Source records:
★ ★ ★ ★ ★ ★ ★

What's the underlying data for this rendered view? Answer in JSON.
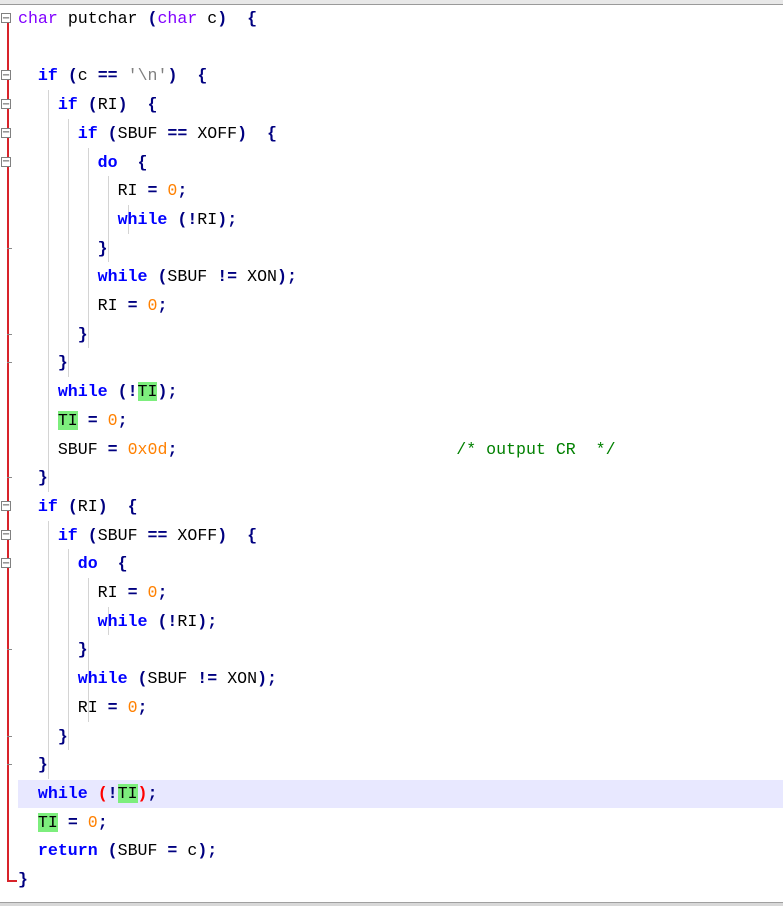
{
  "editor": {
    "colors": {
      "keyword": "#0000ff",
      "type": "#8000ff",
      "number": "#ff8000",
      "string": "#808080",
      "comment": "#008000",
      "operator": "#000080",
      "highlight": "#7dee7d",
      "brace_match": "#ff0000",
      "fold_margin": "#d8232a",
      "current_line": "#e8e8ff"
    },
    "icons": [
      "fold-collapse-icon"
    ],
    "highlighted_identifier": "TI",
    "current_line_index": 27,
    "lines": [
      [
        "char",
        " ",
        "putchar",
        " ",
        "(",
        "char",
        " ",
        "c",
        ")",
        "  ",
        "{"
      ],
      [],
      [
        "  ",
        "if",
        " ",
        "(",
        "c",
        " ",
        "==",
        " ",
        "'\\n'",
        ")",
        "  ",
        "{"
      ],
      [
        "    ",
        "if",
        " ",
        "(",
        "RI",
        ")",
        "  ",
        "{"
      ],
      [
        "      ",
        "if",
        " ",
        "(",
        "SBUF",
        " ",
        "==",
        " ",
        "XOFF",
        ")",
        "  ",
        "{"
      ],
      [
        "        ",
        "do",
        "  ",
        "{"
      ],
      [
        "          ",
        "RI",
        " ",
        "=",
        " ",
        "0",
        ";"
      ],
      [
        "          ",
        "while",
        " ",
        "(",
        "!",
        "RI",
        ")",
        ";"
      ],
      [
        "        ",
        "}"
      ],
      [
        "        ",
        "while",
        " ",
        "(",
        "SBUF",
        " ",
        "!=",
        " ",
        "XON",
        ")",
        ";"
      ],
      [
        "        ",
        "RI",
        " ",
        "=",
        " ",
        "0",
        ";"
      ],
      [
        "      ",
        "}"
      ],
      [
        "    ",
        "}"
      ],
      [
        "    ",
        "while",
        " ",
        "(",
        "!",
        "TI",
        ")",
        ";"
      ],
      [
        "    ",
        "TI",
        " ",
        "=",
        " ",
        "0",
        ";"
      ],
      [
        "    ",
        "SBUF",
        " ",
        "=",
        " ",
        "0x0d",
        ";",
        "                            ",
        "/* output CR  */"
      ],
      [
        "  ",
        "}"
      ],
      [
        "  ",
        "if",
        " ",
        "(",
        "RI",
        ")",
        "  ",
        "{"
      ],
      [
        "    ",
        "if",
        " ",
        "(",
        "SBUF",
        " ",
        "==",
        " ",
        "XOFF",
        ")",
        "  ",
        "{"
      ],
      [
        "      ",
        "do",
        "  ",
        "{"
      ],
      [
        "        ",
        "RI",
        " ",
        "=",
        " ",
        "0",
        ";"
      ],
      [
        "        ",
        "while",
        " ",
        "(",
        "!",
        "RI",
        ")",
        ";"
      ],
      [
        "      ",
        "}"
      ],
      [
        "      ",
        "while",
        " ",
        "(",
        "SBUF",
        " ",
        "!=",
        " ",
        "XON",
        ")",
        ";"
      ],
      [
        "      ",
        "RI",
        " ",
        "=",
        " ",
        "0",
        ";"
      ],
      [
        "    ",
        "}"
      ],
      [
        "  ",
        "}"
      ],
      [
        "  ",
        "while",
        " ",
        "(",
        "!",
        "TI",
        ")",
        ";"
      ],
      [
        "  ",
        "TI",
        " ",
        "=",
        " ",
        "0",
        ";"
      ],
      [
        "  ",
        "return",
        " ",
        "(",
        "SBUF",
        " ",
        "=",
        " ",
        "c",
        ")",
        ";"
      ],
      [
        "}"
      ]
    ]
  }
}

★ ★ ★ ★ ★ ★ ★

▶ [Description of the task]
Repeat every record above exactly, but leave out any pictures.

▶ [Result of this task]
What's the underlying data for this rendered view? Answer in JSON.
{
  "editor": {
    "colors": {
      "keyword": "#0000ff",
      "type": "#8000ff",
      "number": "#ff8000",
      "string": "#808080",
      "comment": "#008000",
      "operator": "#000080",
      "highlight": "#7dee7d",
      "brace_match": "#ff0000",
      "fold_margin": "#d8232a",
      "current_line": "#e8e8ff"
    },
    "icons": [
      "fold-collapse-icon"
    ],
    "highlighted_identifier": "TI",
    "current_line_index": 27,
    "lines": [
      [
        "char",
        " ",
        "putchar",
        " ",
        "(",
        "char",
        " ",
        "c",
        ")",
        "  ",
        "{"
      ],
      [],
      [
        "  ",
        "if",
        " ",
        "(",
        "c",
        " ",
        "==",
        " ",
        "'\\n'",
        ")",
        "  ",
        "{"
      ],
      [
        "    ",
        "if",
        " ",
        "(",
        "RI",
        ")",
        "  ",
        "{"
      ],
      [
        "      ",
        "if",
        " ",
        "(",
        "SBUF",
        " ",
        "==",
        " ",
        "XOFF",
        ")",
        "  ",
        "{"
      ],
      [
        "        ",
        "do",
        "  ",
        "{"
      ],
      [
        "          ",
        "RI",
        " ",
        "=",
        " ",
        "0",
        ";"
      ],
      [
        "          ",
        "while",
        " ",
        "(",
        "!",
        "RI",
        ")",
        ";"
      ],
      [
        "        ",
        "}"
      ],
      [
        "        ",
        "while",
        " ",
        "(",
        "SBUF",
        " ",
        "!=",
        " ",
        "XON",
        ")",
        ";"
      ],
      [
        "        ",
        "RI",
        " ",
        "=",
        " ",
        "0",
        ";"
      ],
      [
        "      ",
        "}"
      ],
      [
        "    ",
        "}"
      ],
      [
        "    ",
        "while",
        " ",
        "(",
        "!",
        "TI",
        ")",
        ";"
      ],
      [
        "    ",
        "TI",
        " ",
        "=",
        " ",
        "0",
        ";"
      ],
      [
        "    ",
        "SBUF",
        " ",
        "=",
        " ",
        "0x0d",
        ";",
        "                            ",
        "/* output CR  */"
      ],
      [
        "  ",
        "}"
      ],
      [
        "  ",
        "if",
        " ",
        "(",
        "RI",
        ")",
        "  ",
        "{"
      ],
      [
        "    ",
        "if",
        " ",
        "(",
        "SBUF",
        " ",
        "==",
        " ",
        "XOFF",
        ")",
        "  ",
        "{"
      ],
      [
        "      ",
        "do",
        "  ",
        "{"
      ],
      [
        "        ",
        "RI",
        " ",
        "=",
        " ",
        "0",
        ";"
      ],
      [
        "        ",
        "while",
        " ",
        "(",
        "!",
        "RI",
        ")",
        ";"
      ],
      [
        "      ",
        "}"
      ],
      [
        "      ",
        "while",
        " ",
        "(",
        "SBUF",
        " ",
        "!=",
        " ",
        "XON",
        ")",
        ";"
      ],
      [
        "      ",
        "RI",
        " ",
        "=",
        " ",
        "0",
        ";"
      ],
      [
        "    ",
        "}"
      ],
      [
        "  ",
        "}"
      ],
      [
        "  ",
        "while",
        " ",
        "(",
        "!",
        "TI",
        ")",
        ";"
      ],
      [
        "  ",
        "TI",
        " ",
        "=",
        " ",
        "0",
        ";"
      ],
      [
        "  ",
        "return",
        " ",
        "(",
        "SBUF",
        " ",
        "=",
        " ",
        "c",
        ")",
        ";"
      ],
      [
        "}"
      ]
    ]
  }
}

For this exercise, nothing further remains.